**The task**
Exclude any images and output the remaining records exactly.

□ □ □ □ □ □ □

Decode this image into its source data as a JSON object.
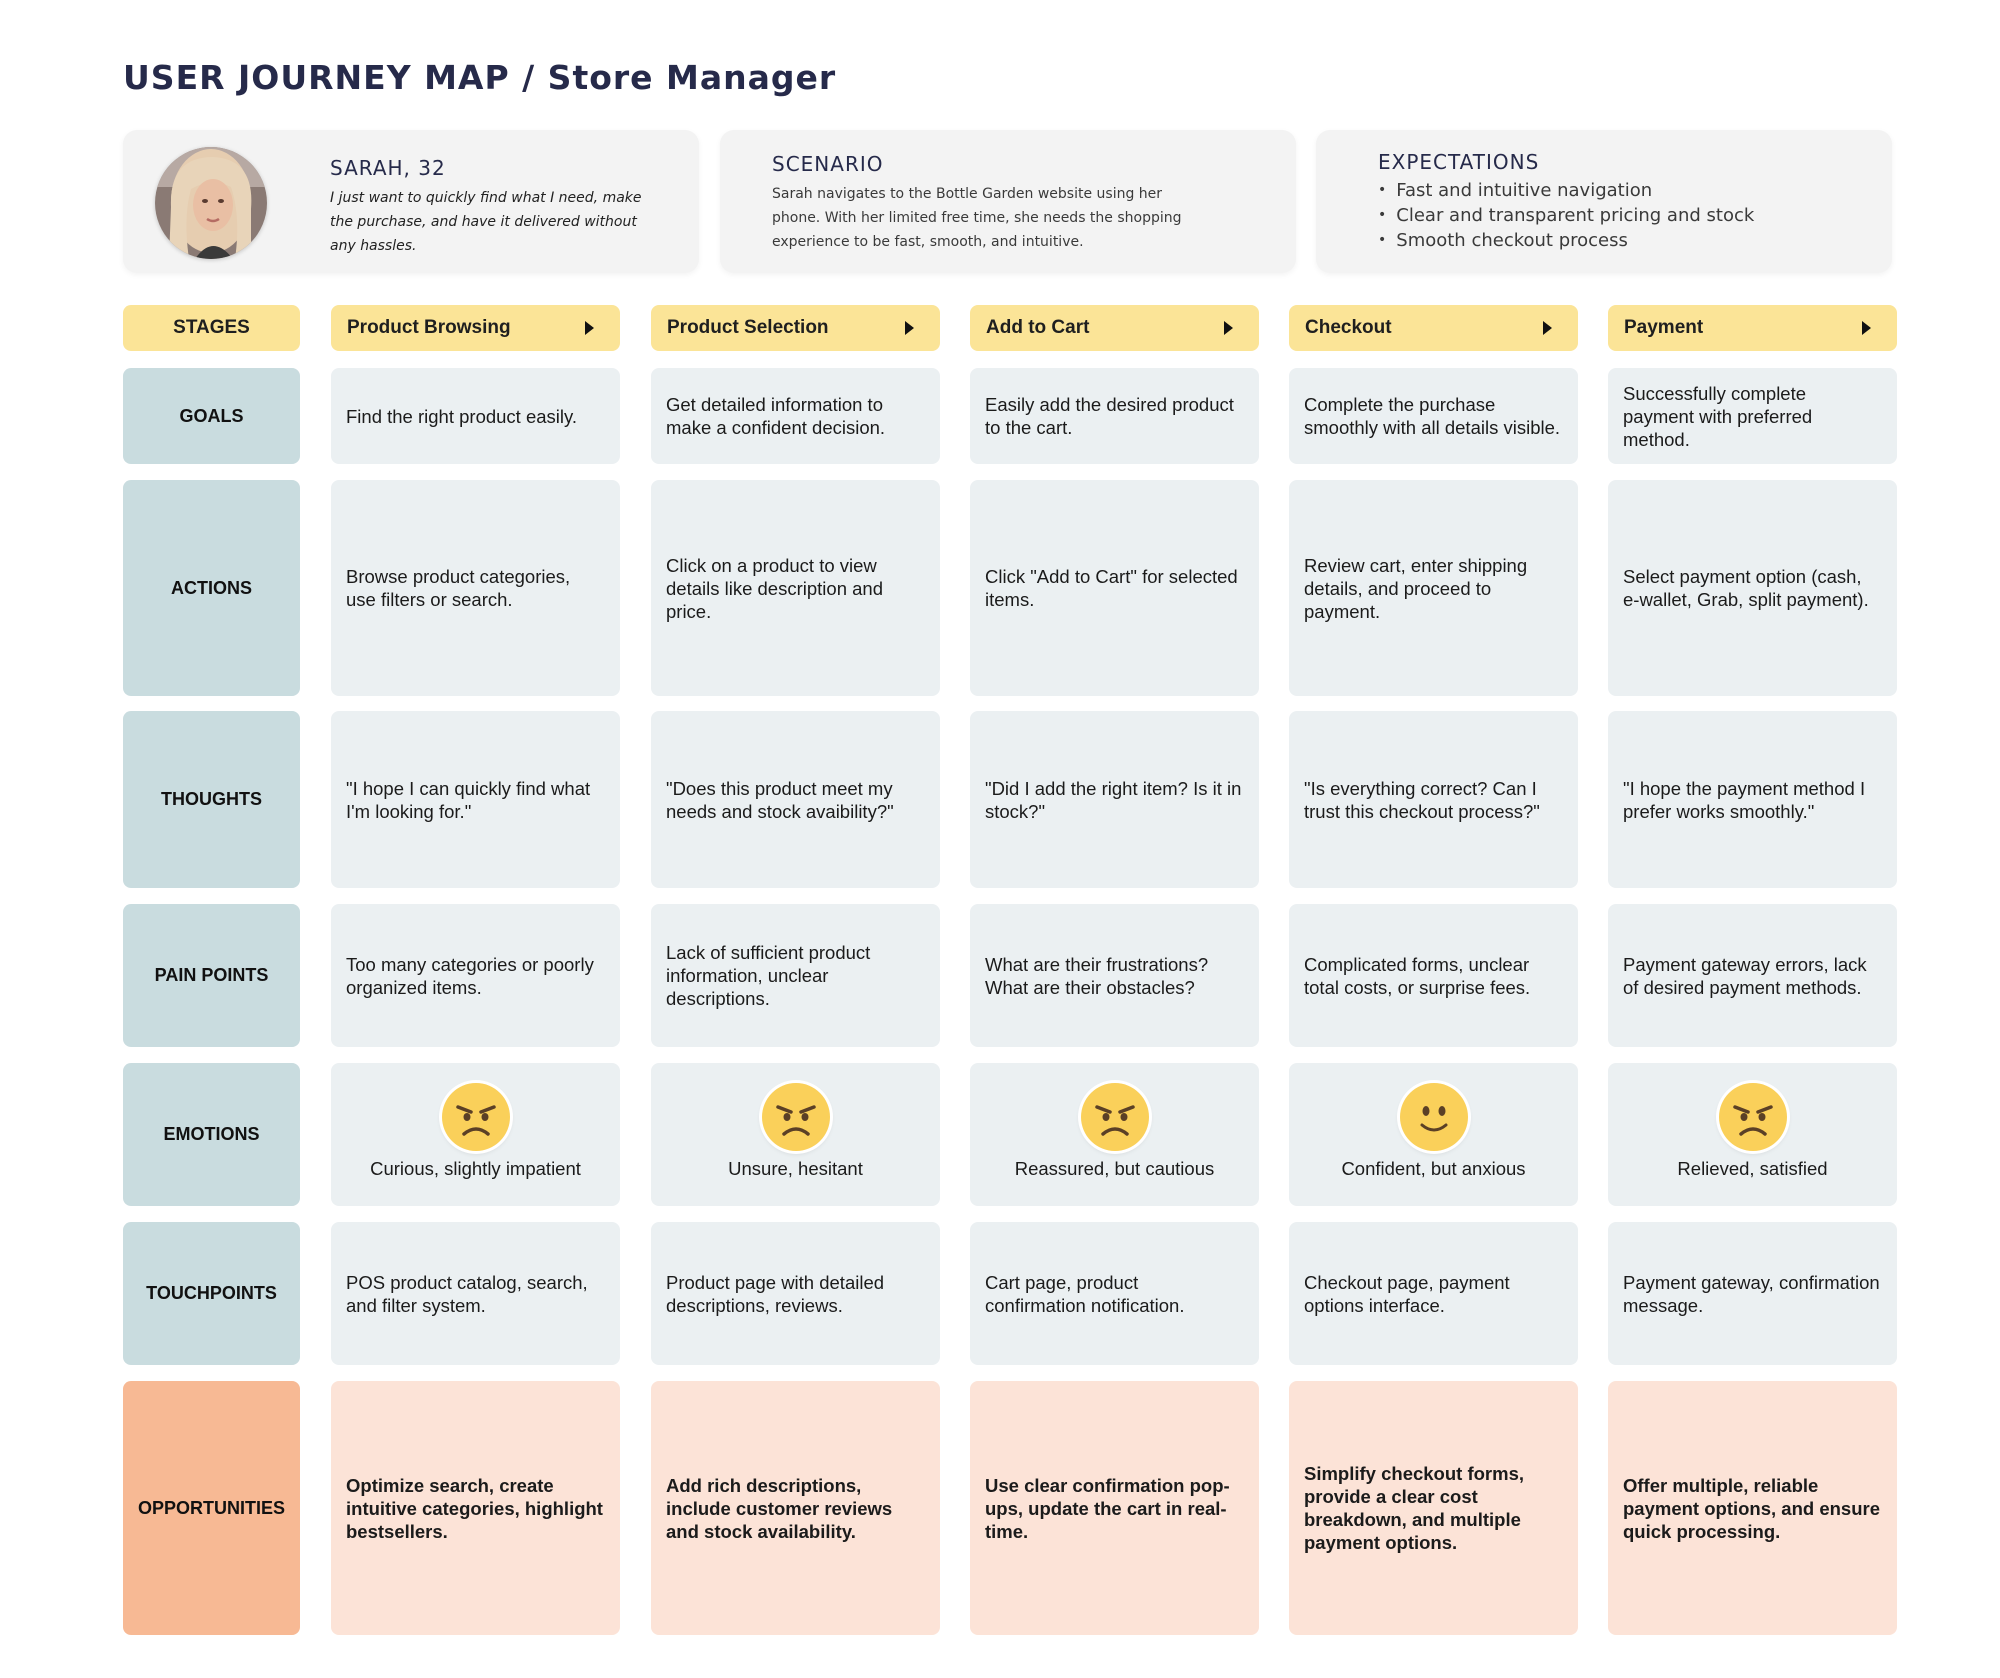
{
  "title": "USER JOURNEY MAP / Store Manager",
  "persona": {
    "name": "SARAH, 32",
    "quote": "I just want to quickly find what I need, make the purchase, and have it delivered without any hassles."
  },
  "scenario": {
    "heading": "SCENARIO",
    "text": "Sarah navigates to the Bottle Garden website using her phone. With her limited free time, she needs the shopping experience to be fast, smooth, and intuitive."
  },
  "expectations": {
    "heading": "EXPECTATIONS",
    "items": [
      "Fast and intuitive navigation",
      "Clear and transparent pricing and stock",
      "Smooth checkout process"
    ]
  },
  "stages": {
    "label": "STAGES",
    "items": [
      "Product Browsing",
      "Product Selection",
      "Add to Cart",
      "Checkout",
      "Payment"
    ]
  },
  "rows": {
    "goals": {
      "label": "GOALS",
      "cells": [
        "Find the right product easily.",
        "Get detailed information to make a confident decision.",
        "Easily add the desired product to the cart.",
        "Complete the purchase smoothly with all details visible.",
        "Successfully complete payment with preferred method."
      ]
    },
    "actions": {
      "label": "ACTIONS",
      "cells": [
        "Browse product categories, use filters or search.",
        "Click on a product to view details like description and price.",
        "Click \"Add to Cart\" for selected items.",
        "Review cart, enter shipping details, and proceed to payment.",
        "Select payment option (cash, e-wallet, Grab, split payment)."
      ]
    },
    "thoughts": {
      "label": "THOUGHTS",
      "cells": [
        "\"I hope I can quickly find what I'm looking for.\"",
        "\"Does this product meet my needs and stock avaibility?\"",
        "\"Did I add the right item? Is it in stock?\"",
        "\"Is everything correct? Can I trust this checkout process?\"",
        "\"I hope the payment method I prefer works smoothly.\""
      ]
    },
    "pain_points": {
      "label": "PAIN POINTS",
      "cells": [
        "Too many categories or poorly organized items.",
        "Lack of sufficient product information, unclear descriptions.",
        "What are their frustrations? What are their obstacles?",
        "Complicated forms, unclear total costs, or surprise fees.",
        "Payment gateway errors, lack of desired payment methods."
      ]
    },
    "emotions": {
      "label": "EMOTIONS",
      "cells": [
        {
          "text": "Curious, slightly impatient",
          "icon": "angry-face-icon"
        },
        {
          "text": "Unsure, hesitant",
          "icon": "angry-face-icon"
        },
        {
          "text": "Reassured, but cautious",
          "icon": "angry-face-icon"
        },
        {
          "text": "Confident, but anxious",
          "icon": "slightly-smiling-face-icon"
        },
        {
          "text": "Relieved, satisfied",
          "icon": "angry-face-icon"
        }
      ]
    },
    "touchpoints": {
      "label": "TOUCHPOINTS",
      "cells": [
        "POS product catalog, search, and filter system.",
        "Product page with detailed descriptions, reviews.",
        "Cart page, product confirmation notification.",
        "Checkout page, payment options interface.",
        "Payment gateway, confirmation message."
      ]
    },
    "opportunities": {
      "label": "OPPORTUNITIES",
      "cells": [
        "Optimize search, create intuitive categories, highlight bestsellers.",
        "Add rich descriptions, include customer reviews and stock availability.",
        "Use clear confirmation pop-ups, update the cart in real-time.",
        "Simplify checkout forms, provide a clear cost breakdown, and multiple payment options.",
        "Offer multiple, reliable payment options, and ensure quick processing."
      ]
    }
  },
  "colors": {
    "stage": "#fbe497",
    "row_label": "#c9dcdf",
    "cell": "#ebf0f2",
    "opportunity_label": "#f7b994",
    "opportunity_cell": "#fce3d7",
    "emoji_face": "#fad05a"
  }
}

□ □ □ □ □ □ □

**Correct result**
Decode this image into its source data as a JSON object.
{
  "title": "USER JOURNEY MAP / Store Manager",
  "persona": {
    "name": "SARAH, 32",
    "quote": "I just want to quickly find what I need, make the purchase, and have it delivered without any hassles."
  },
  "scenario": {
    "heading": "SCENARIO",
    "text": "Sarah navigates to the Bottle Garden website using her phone. With her limited free time, she needs the shopping experience to be fast, smooth, and intuitive."
  },
  "expectations": {
    "heading": "EXPECTATIONS",
    "items": [
      "Fast and intuitive navigation",
      "Clear and transparent pricing and stock",
      "Smooth checkout process"
    ]
  },
  "stages": {
    "label": "STAGES",
    "items": [
      "Product Browsing",
      "Product Selection",
      "Add to Cart",
      "Checkout",
      "Payment"
    ]
  },
  "rows": {
    "goals": {
      "label": "GOALS",
      "cells": [
        "Find the right product easily.",
        "Get detailed information to make a confident decision.",
        "Easily add the desired product to the cart.",
        "Complete the purchase smoothly with all details visible.",
        "Successfully complete payment with preferred method."
      ]
    },
    "actions": {
      "label": "ACTIONS",
      "cells": [
        "Browse product categories, use filters or search.",
        "Click on a product to view details like description and price.",
        "Click \"Add to Cart\" for selected items.",
        "Review cart, enter shipping details, and proceed to payment.",
        "Select payment option (cash, e-wallet, Grab, split payment)."
      ]
    },
    "thoughts": {
      "label": "THOUGHTS",
      "cells": [
        "\"I hope I can quickly find what I'm looking for.\"",
        "\"Does this product meet my needs and stock avaibility?\"",
        "\"Did I add the right item? Is it in stock?\"",
        "\"Is everything correct? Can I trust this checkout process?\"",
        "\"I hope the payment method I prefer works smoothly.\""
      ]
    },
    "pain_points": {
      "label": "PAIN POINTS",
      "cells": [
        "Too many categories or poorly organized items.",
        "Lack of sufficient product information, unclear descriptions.",
        "What are their frustrations? What are their obstacles?",
        "Complicated forms, unclear total costs, or surprise fees.",
        "Payment gateway errors, lack of desired payment methods."
      ]
    },
    "emotions": {
      "label": "EMOTIONS",
      "cells": [
        {
          "text": "Curious, slightly impatient",
          "icon": "angry-face-icon"
        },
        {
          "text": "Unsure, hesitant",
          "icon": "angry-face-icon"
        },
        {
          "text": "Reassured, but cautious",
          "icon": "angry-face-icon"
        },
        {
          "text": "Confident, but anxious",
          "icon": "slightly-smiling-face-icon"
        },
        {
          "text": "Relieved, satisfied",
          "icon": "angry-face-icon"
        }
      ]
    },
    "touchpoints": {
      "label": "TOUCHPOINTS",
      "cells": [
        "POS product catalog, search, and filter system.",
        "Product page with detailed descriptions, reviews.",
        "Cart page, product confirmation notification.",
        "Checkout page, payment options interface.",
        "Payment gateway, confirmation message."
      ]
    },
    "opportunities": {
      "label": "OPPORTUNITIES",
      "cells": [
        "Optimize search, create intuitive categories, highlight bestsellers.",
        "Add rich descriptions, include customer reviews and stock availability.",
        "Use clear confirmation pop-ups, update the cart in real-time.",
        "Simplify checkout forms, provide a clear cost breakdown, and multiple payment options.",
        "Offer multiple, reliable payment options, and ensure quick processing."
      ]
    }
  },
  "colors": {
    "stage": "#fbe497",
    "row_label": "#c9dcdf",
    "cell": "#ebf0f2",
    "opportunity_label": "#f7b994",
    "opportunity_cell": "#fce3d7",
    "emoji_face": "#fad05a"
  }
}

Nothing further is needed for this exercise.